◆ **What needs to be done**:
Pull every line with "deskripsi" from the data below and copy it.

◆ **The records**:
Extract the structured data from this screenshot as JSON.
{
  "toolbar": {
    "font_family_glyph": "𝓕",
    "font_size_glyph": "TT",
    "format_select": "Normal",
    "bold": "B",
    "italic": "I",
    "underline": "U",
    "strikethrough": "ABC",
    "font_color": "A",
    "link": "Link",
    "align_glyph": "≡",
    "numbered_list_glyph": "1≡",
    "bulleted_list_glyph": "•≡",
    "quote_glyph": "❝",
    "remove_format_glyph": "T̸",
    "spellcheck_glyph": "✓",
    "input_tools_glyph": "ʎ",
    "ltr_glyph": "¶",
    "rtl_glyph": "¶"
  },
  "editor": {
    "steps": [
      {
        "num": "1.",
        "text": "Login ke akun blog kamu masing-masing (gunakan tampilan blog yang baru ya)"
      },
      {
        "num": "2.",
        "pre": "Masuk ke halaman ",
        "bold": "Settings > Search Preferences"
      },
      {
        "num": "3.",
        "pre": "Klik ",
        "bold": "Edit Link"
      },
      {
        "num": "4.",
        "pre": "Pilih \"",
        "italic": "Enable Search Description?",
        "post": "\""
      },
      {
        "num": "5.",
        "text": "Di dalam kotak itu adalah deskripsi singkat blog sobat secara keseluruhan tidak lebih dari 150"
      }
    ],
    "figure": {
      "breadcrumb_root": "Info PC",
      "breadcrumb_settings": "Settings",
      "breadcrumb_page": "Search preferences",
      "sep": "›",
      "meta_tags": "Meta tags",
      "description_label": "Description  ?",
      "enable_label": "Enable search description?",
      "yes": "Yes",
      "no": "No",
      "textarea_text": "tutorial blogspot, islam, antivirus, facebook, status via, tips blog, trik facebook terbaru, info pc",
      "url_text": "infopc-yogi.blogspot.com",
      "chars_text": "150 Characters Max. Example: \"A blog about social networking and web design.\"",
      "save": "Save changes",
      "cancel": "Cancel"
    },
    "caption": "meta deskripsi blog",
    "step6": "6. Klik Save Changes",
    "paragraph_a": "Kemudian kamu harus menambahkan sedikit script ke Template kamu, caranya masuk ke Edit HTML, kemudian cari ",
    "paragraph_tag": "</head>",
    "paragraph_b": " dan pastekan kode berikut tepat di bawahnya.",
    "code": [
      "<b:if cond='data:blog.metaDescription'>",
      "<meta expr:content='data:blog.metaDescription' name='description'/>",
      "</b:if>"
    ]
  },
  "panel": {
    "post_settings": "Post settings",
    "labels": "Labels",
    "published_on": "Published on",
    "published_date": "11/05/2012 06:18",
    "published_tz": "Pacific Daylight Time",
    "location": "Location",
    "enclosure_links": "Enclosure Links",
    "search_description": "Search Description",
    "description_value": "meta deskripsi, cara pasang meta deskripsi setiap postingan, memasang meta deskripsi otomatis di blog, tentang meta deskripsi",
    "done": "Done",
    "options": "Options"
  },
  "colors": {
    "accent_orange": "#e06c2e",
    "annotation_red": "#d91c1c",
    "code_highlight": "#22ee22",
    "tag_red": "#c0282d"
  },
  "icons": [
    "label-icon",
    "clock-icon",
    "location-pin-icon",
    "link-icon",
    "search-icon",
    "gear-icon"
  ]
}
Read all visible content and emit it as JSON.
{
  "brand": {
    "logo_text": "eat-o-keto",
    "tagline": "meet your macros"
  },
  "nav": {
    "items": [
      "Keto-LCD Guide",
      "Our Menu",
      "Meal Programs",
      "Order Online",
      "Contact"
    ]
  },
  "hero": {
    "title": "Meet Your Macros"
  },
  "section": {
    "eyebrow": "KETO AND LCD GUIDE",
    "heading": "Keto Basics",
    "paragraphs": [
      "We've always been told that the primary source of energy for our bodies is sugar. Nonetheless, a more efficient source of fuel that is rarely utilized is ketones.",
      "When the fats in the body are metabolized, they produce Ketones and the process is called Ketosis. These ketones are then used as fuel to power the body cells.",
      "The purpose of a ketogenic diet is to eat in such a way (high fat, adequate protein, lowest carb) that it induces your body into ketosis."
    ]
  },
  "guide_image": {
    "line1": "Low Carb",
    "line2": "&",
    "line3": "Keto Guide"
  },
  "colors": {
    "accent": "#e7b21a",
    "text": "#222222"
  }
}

◆ **Expected answer**:
        "text": "Di dalam kotak itu adalah deskripsi singkat blog sobat secara keseluruhan tidak lebih dari 150"
    "caption": "meta deskripsi blog",
    "description_value": "meta deskripsi, cara pasang meta deskripsi setiap postingan, memasang meta deskripsi otomatis di blog, tentang meta deskripsi",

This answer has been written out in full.